Why does mould occur?
Quite simply, mould occurs because it is allowed to. As with any living organism, certain conditions are required for mould to survive and grow, as is the case with any living organism.
DIY Mould Prevention
Take action to prevent mould occurring
When it comes to mould in your home or business, there is absolutely no doubt that prevention is better than cure.
Given the potential damage that mould can cause to your property it is worth taking steps to prevent the occurrence of mould as best you can.
By taking action with these simple steps, you can reduce the chance of being affected by mould in your home:
Let in a breath of fresh air
Whenever possible, open all doors and windows in your home to allow maximum fresh airflow through the house. This helps to naturally dry out any excess moisture that may occur, whether it’s from rain or leaking from pipes. Also remember to open up any internal doors and move furniture and major appliances from their normal position in case moisture build up underneath or behind.
Maintain a regular cleaning routine throughout the entire premises
Dust and grime left to accumulate around the house are the perfect catalyst for mould spores to multiply and breed.
Don’t neglect the little things like vacuuming, sweeping and mopping – otherwise you might be contributing to mould growth right under your nose.
Let the light in
Ultraviolet light is known to prevent and even kill mould spores completely. Make sure you get as much sunlight in as possible, and even remove the curtains completely during the day to maximise the exposure.
Regularly monitor internal humidity
Indoor humidity can be a big contributor to the occurrence of mould growth, so if this is a concern in your home, it might be worth investing in a humidity monitoring device to keep an eye on the situation. One of the biggest culprits behind high humidity in your home is often your air-conditioning unit, so make sure it has been recently serviced and inspected.
Home Ventilation Tips
It is vital that you take every effort to ensure your home receives maximum ventilation in order to reduce the risk of mould. Heat and moist air lead to condensation, which an result in mould.

Stored items:

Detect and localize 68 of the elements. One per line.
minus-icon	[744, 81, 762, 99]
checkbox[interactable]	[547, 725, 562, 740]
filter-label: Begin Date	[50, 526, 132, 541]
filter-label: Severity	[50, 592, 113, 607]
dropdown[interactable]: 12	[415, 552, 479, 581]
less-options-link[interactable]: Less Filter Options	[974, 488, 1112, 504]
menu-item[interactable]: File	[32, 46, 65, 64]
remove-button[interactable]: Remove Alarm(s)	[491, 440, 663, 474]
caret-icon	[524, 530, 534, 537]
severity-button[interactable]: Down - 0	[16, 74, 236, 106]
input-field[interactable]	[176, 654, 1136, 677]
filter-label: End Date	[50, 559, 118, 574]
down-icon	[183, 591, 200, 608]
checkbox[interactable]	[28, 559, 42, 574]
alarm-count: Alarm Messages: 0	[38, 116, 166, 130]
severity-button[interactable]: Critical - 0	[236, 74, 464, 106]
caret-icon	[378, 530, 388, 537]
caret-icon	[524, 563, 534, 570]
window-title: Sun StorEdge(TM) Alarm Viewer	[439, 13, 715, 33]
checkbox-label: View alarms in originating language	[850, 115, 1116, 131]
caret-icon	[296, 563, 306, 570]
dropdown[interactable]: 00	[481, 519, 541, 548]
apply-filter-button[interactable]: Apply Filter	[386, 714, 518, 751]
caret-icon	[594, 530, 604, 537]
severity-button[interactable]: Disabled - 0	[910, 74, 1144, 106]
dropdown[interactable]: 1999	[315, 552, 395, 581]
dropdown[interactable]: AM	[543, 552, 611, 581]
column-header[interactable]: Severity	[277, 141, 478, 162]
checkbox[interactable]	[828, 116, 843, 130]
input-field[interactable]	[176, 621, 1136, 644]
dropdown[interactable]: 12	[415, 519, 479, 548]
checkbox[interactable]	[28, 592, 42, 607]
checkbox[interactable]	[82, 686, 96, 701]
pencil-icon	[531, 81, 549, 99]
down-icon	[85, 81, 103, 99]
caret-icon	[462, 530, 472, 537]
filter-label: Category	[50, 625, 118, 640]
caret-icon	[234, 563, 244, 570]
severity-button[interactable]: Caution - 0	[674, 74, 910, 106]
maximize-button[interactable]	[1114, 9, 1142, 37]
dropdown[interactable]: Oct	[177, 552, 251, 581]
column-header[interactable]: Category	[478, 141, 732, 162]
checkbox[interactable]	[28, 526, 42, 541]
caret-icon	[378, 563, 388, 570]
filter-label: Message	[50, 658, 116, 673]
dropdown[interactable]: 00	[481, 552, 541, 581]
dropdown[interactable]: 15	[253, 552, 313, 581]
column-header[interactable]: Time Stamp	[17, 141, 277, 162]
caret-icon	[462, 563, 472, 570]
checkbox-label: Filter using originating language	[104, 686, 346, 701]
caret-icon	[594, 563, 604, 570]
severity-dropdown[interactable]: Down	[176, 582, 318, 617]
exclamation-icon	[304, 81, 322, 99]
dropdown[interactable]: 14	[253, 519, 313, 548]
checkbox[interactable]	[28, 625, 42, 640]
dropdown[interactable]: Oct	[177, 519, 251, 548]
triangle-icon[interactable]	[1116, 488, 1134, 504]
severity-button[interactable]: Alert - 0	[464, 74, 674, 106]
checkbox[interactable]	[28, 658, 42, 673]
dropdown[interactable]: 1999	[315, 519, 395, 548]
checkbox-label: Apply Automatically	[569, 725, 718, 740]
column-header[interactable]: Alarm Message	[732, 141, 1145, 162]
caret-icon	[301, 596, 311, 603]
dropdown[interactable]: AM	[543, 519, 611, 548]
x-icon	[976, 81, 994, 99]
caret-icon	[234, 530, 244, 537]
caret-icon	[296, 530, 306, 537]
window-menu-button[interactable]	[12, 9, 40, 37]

> **Exercise objective**:
Copy out the passage of the mould prevention text from "Don’t neglect the" up to and including "serviced and inspected.".

> **Exercise output**:
Don’t neglect the little things like vacuuming, sweeping and mopping – otherwise you might be contributing to mould growth right under your nose.
Let the light in
Ultraviolet light is known to prevent and even kill mould spores completely. Make sure you get as much sunlight in as possible, and even remove the curtains completely during the day to maximise the exposure.
Regularly monitor internal humidity
Indoor humidity can be a big contributor to the occurrence of mould growth, so if this is a concern in your home, it might be worth investing in a humidity monitoring device to keep an eye on the situation. One of the biggest culprits behind high humidity in your home is often your air-conditioning unit, so make sure it has been recently serviced and inspected.